▶ _SUPPLIED MATERIAL_

-------

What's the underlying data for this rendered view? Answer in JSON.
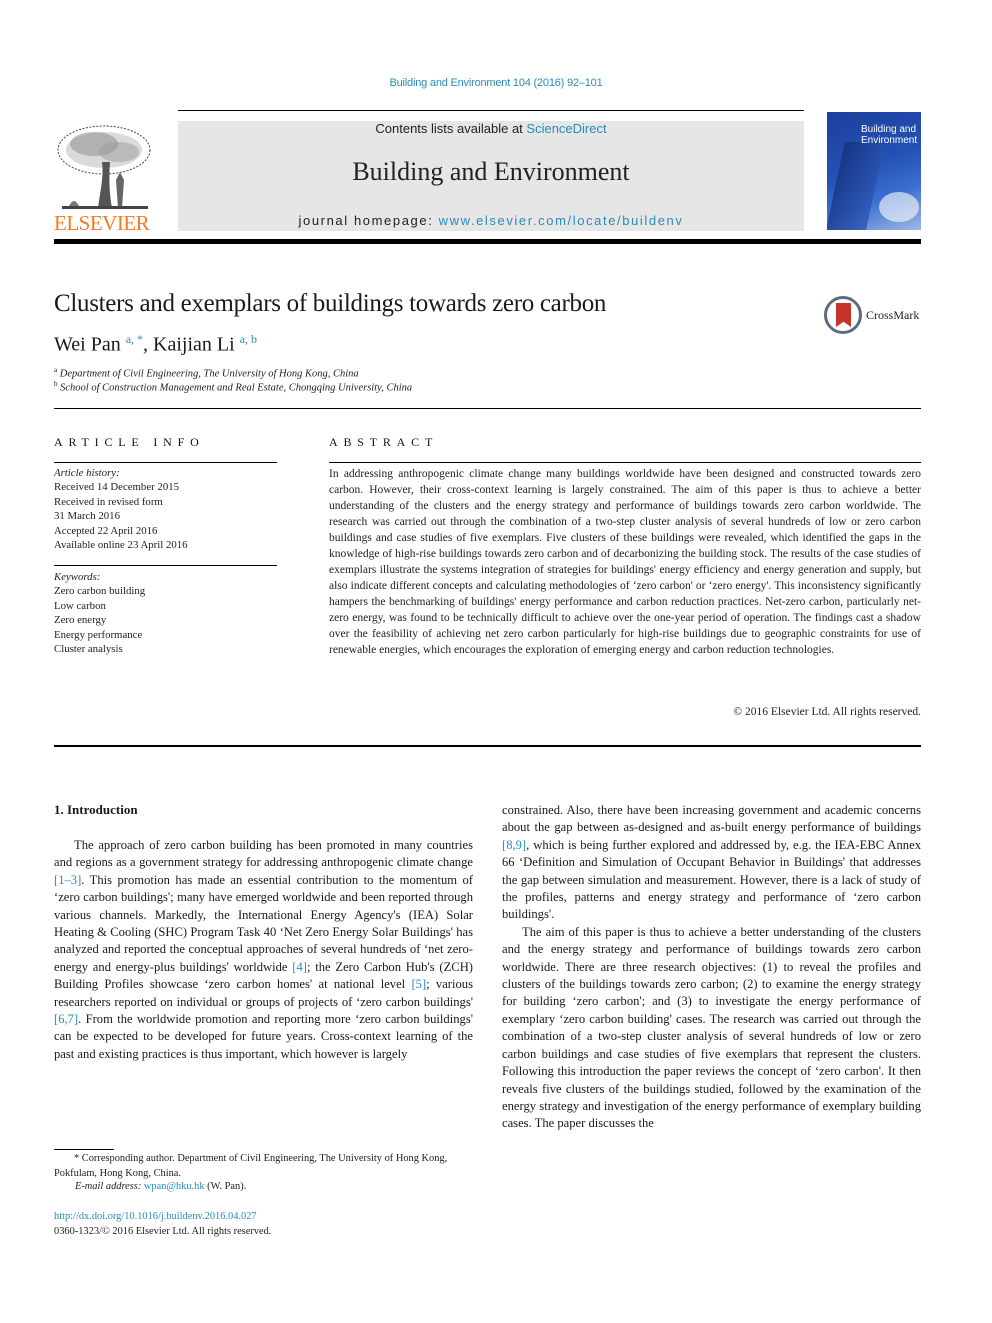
{
  "journal_ref": "Building and Environment 104 (2016) 92–101",
  "masthead": {
    "contents_prefix": "Contents lists available at ",
    "contents_link": "ScienceDirect",
    "journal_name": "Building and Environment",
    "homepage_prefix": "journal homepage: ",
    "homepage_link": "www.elsevier.com/locate/buildenv"
  },
  "publisher_logo": {
    "wordmark": "ELSEVIER",
    "color": "#f47b20"
  },
  "cover": {
    "title_line1": "Building and",
    "title_line2": "Environment"
  },
  "crossmark_label": "CrossMark",
  "article": {
    "title": "Clusters and exemplars of buildings towards zero carbon",
    "authors": [
      {
        "name": "Wei Pan",
        "sup": "a, *"
      },
      {
        "name": "Kaijian Li",
        "sup": "a, b"
      }
    ],
    "affiliations": [
      {
        "key": "a",
        "text": "Department of Civil Engineering, The University of Hong Kong, China"
      },
      {
        "key": "b",
        "text": "School of Construction Management and Real Estate, Chongqing University, China"
      }
    ]
  },
  "article_info": {
    "heading": "ARTICLE INFO",
    "history_label": "Article history:",
    "history": [
      "Received 14 December 2015",
      "Received in revised form",
      "31 March 2016",
      "Accepted 22 April 2016",
      "Available online 23 April 2016"
    ],
    "keywords_label": "Keywords:",
    "keywords": [
      "Zero carbon building",
      "Low carbon",
      "Zero energy",
      "Energy performance",
      "Cluster analysis"
    ]
  },
  "abstract": {
    "heading": "ABSTRACT",
    "text": "In addressing anthropogenic climate change many buildings worldwide have been designed and con­structed towards zero carbon. However, their cross-context learning is largely constrained. The aim of this paper is thus to achieve a better understanding of the clusters and the energy strategy and per­formance of buildings towards zero carbon worldwide. The research was carried out through the com­bination of a two-step cluster analysis of several hundreds of low or zero carbon buildings and case studies of five exemplars. Five clusters of these buildings were revealed, which identified the gaps in the knowledge of high-rise buildings towards zero carbon and of decarbonizing the building stock. The results of the case studies of exemplars illustrate the systems integration of strategies for buildings' energy efficiency and energy generation and supply, but also indicate different concepts and calculating methodologies of ‘zero carbon' or ‘zero energy'. This inconsistency significantly hampers the bench­marking of buildings' energy performance and carbon reduction practices. Net-zero carbon, particularly net-zero energy, was found to be technically difficult to achieve over the one-year period of operation. The findings cast a shadow over the feasibility of achieving net zero carbon particularly for high-rise buildings due to geographic constraints for use of renewable energies, which encourages the explora­tion of emerging energy and carbon reduction technologies.",
    "copyright": "© 2016 Elsevier Ltd. All rights reserved."
  },
  "introduction": {
    "heading": "1.  Introduction",
    "left_p1_a": "The approach of zero carbon building has been promoted in many countries and regions as a government strategy for addressing anthropogenic climate change ",
    "left_cite1": "[1–3]",
    "left_p1_b": ". This promotion has made an essential contribution to the momentum of ‘zero carbon buildings'; many have emerged worldwide and been re­ported through various channels. Markedly, the International En­ergy Agency's (IEA) Solar Heating & Cooling (SHC) Program Task 40 ‘Net Zero Energy Solar Buildings' has analyzed and reported the conceptual approaches of several hundreds of ‘net zero-energy and energy-plus buildings' worldwide ",
    "left_cite2": "[4]",
    "left_p1_c": "; the Zero Carbon Hub's (ZCH) Building Profiles showcase ‘zero carbon homes' at national level ",
    "left_cite3": "[5]",
    "left_p1_d": "; various researchers reported on individual or groups of projects of ‘zero carbon buildings' ",
    "left_cite4": "[6,7]",
    "left_p1_e": ". From the worldwide promotion and reporting more ‘zero carbon buildings' can be expected to be developed for future years. Cross-context learning of the past and existing practices is thus important, which however is largely",
    "right_p1_a": "constrained. Also, there have been increasing government and ac­ademic concerns about the gap between as-designed and as-built energy performance of buildings ",
    "right_cite1": "[8,9]",
    "right_p1_b": ", which is being further explored and addressed by, e.g. the IEA-EBC Annex 66 ‘Definition and Simulation of Occupant Behavior in Buildings' that addresses the gap between simulation and measurement. However, there is a lack of study of the profiles, patterns and energy strategy and performance of ‘zero carbon buildings'.",
    "right_p2": "The aim of this paper is thus to achieve a better understanding of the clusters and the energy strategy and performance of build­ings towards zero carbon worldwide. There are three research ob­jectives: (1) to reveal the profiles and clusters of the buildings towards zero carbon; (2) to examine the energy strategy for building ‘zero carbon'; and (3) to investigate the energy perfor­mance of exemplary ‘zero carbon building' cases. The research was carried out through the combination of a two-step cluster analysis of several hundreds of low or zero carbon buildings and case studies of five exemplars that represent the clusters. Following this introduction the paper reviews the concept of ‘zero carbon'. It then reveals five clusters of the buildings studied, followed by the ex­amination of the energy strategy and investigation of the energy performance of exemplary building cases. The paper discusses the"
  },
  "footnotes": {
    "corresponding": "* Corresponding author. Department of Civil Engineering, The University of Hong Kong, Pokfulam, Hong Kong, China.",
    "email_label": "E-mail address: ",
    "email": "wpan@hku.hk",
    "email_suffix": " (W. Pan).",
    "doi": "http://dx.doi.org/10.1016/j.buildenv.2016.04.027",
    "issn": "0360-1323/© 2016 Elsevier Ltd. All rights reserved."
  }
}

-------

▶ _TASK TO COMPLETE_
Reproduce each record from above exactly; pictures do not belong in the copy.

▶ _ANSWER FOR THE TASK_
What's the underlying data for this rendered view? Answer in JSON.
{
  "journal_ref": "Building and Environment 104 (2016) 92–101",
  "masthead": {
    "contents_prefix": "Contents lists available at ",
    "contents_link": "ScienceDirect",
    "journal_name": "Building and Environment",
    "homepage_prefix": "journal homepage: ",
    "homepage_link": "www.elsevier.com/locate/buildenv"
  },
  "publisher_logo": {
    "wordmark": "ELSEVIER",
    "color": "#f47b20"
  },
  "cover": {
    "title_line1": "Building and",
    "title_line2": "Environment"
  },
  "crossmark_label": "CrossMark",
  "article": {
    "title": "Clusters and exemplars of buildings towards zero carbon",
    "authors": [
      {
        "name": "Wei Pan",
        "sup": "a, *"
      },
      {
        "name": "Kaijian Li",
        "sup": "a, b"
      }
    ],
    "affiliations": [
      {
        "key": "a",
        "text": "Department of Civil Engineering, The University of Hong Kong, China"
      },
      {
        "key": "b",
        "text": "School of Construction Management and Real Estate, Chongqing University, China"
      }
    ]
  },
  "article_info": {
    "heading": "ARTICLE INFO",
    "history_label": "Article history:",
    "history": [
      "Received 14 December 2015",
      "Received in revised form",
      "31 March 2016",
      "Accepted 22 April 2016",
      "Available online 23 April 2016"
    ],
    "keywords_label": "Keywords:",
    "keywords": [
      "Zero carbon building",
      "Low carbon",
      "Zero energy",
      "Energy performance",
      "Cluster analysis"
    ]
  },
  "abstract": {
    "heading": "ABSTRACT",
    "text": "In addressing anthropogenic climate change many buildings worldwide have been designed and con­structed towards zero carbon. However, their cross-context learning is largely constrained. The aim of this paper is thus to achieve a better understanding of the clusters and the energy strategy and per­formance of buildings towards zero carbon worldwide. The research was carried out through the com­bination of a two-step cluster analysis of several hundreds of low or zero carbon buildings and case studies of five exemplars. Five clusters of these buildings were revealed, which identified the gaps in the knowledge of high-rise buildings towards zero carbon and of decarbonizing the building stock. The results of the case studies of exemplars illustrate the systems integration of strategies for buildings' energy efficiency and energy generation and supply, but also indicate different concepts and calculating methodologies of ‘zero carbon' or ‘zero energy'. This inconsistency significantly hampers the bench­marking of buildings' energy performance and carbon reduction practices. Net-zero carbon, particularly net-zero energy, was found to be technically difficult to achieve over the one-year period of operation. The findings cast a shadow over the feasibility of achieving net zero carbon particularly for high-rise buildings due to geographic constraints for use of renewable energies, which encourages the explora­tion of emerging energy and carbon reduction technologies.",
    "copyright": "© 2016 Elsevier Ltd. All rights reserved."
  },
  "introduction": {
    "heading": "1.  Introduction",
    "left_p1_a": "The approach of zero carbon building has been promoted in many countries and regions as a government strategy for addressing anthropogenic climate change ",
    "left_cite1": "[1–3]",
    "left_p1_b": ". This promotion has made an essential contribution to the momentum of ‘zero carbon buildings'; many have emerged worldwide and been re­ported through various channels. Markedly, the International En­ergy Agency's (IEA) Solar Heating & Cooling (SHC) Program Task 40 ‘Net Zero Energy Solar Buildings' has analyzed and reported the conceptual approaches of several hundreds of ‘net zero-energy and energy-plus buildings' worldwide ",
    "left_cite2": "[4]",
    "left_p1_c": "; the Zero Carbon Hub's (ZCH) Building Profiles showcase ‘zero carbon homes' at national level ",
    "left_cite3": "[5]",
    "left_p1_d": "; various researchers reported on individual or groups of projects of ‘zero carbon buildings' ",
    "left_cite4": "[6,7]",
    "left_p1_e": ". From the worldwide promotion and reporting more ‘zero carbon buildings' can be expected to be developed for future years. Cross-context learning of the past and existing practices is thus important, which however is largely",
    "right_p1_a": "constrained. Also, there have been increasing government and ac­ademic concerns about the gap between as-designed and as-built energy performance of buildings ",
    "right_cite1": "[8,9]",
    "right_p1_b": ", which is being further explored and addressed by, e.g. the IEA-EBC Annex 66 ‘Definition and Simulation of Occupant Behavior in Buildings' that addresses the gap between simulation and measurement. However, there is a lack of study of the profiles, patterns and energy strategy and performance of ‘zero carbon buildings'.",
    "right_p2": "The aim of this paper is thus to achieve a better understanding of the clusters and the energy strategy and performance of build­ings towards zero carbon worldwide. There are three research ob­jectives: (1) to reveal the profiles and clusters of the buildings towards zero carbon; (2) to examine the energy strategy for building ‘zero carbon'; and (3) to investigate the energy perfor­mance of exemplary ‘zero carbon building' cases. The research was carried out through the combination of a two-step cluster analysis of several hundreds of low or zero carbon buildings and case studies of five exemplars that represent the clusters. Following this introduction the paper reviews the concept of ‘zero carbon'. It then reveals five clusters of the buildings studied, followed by the ex­amination of the energy strategy and investigation of the energy performance of exemplary building cases. The paper discusses the"
  },
  "footnotes": {
    "corresponding": "* Corresponding author. Department of Civil Engineering, The University of Hong Kong, Pokfulam, Hong Kong, China.",
    "email_label": "E-mail address: ",
    "email": "wpan@hku.hk",
    "email_suffix": " (W. Pan).",
    "doi": "http://dx.doi.org/10.1016/j.buildenv.2016.04.027",
    "issn": "0360-1323/© 2016 Elsevier Ltd. All rights reserved."
  }
}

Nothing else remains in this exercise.